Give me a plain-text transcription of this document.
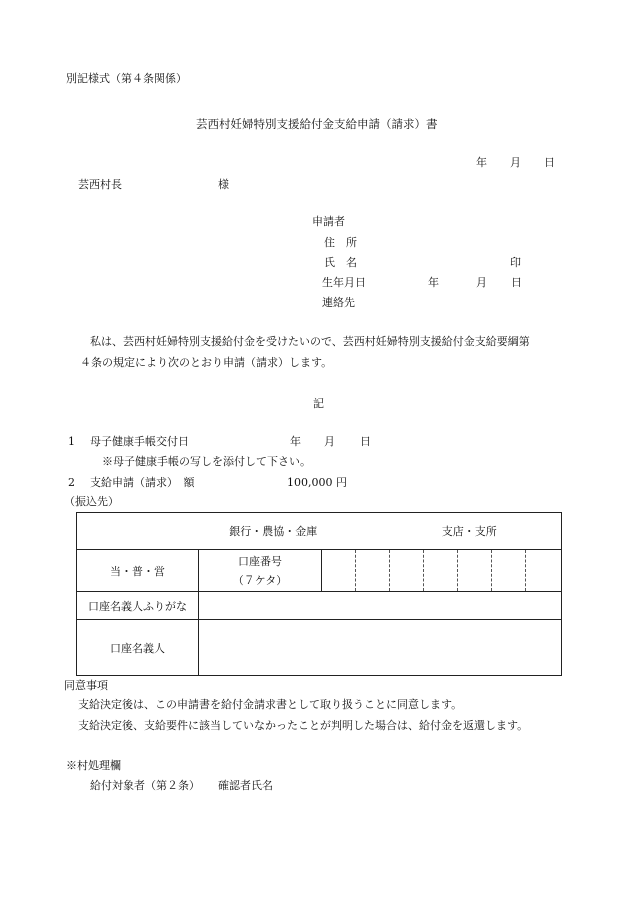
別記様式（第４条関係）
芸西村妊婦特別支援給付金支給申請（請求）書
年 月 日
芸西村長	様
申請者
住　所
氏　名	印
生年月日	年	月 日
連絡先
私は、芸西村妊婦特別支援給付金を受けたいので、芸西村妊婦特別支援給付金支給要綱第
４条の規定により次のとおり申請（請求）します。
記
1 母子健康手帳交付日	年 月 日
※母子健康手帳の写しを添付して下さい。
2 支給申請（請求）　額	100,000 円
（振込先）
銀行・農協・金庫				支店・支所				
当・普・営	口座番号
（７ケタ）							

口座名義人ふりがな								
口座名義人								
同意事項
支給決定後は、この申請書を給付金請求書として取り扱うことに同意します。
支給決定後、支給要件に該当していなかったことが判明した場合は、給付金を返還します。
※村処理欄
給付対象者（第２条） 確認者氏名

□ □ □ □ □ □ □

- **Exercise brief**
Transcribe the records word for word and include no pictures.

- **Result for this exercise**
Give me a plain-text transcription of this document.
別記様式（第４条関係）
芸西村妊婦特別支援給付金支給申請（請求）書
年 月 日
芸西村長	様
申請者
住　所
氏　名	印
生年月日	年	月 日
連絡先
私は、芸西村妊婦特別支援給付金を受けたいので、芸西村妊婦特別支援給付金支給要綱第
４条の規定により次のとおり申請（請求）します。
記
1 母子健康手帳交付日	年 月 日
※母子健康手帳の写しを添付して下さい。
2 支給申請（請求）　額	100,000 円
（振込先）
銀行・農協・金庫				支店・支所				
当・普・営	口座番号
（７ケタ）							

口座名義人ふりがな								
口座名義人								
同意事項
支給決定後は、この申請書を給付金請求書として取り扱うことに同意します。
支給決定後、支給要件に該当していなかったことが判明した場合は、給付金を返還します。
※村処理欄
給付対象者（第２条） 確認者氏名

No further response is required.